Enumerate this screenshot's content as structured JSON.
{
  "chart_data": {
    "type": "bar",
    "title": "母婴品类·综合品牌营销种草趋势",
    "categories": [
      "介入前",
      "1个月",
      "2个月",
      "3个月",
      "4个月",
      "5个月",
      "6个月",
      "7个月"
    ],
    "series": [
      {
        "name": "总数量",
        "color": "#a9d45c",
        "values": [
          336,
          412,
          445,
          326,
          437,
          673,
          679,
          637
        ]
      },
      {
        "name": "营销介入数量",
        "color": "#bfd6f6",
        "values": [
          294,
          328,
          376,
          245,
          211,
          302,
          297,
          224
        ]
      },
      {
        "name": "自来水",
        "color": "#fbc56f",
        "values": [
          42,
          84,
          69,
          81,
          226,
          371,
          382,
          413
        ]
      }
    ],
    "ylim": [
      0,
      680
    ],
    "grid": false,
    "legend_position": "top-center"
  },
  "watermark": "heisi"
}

→ Given instruction
List all lines above in which the string "color" appears.

→ Output of the task
        "color": "#a9d45c",
        "color": "#bfd6f6",
        "color": "#fbc56f",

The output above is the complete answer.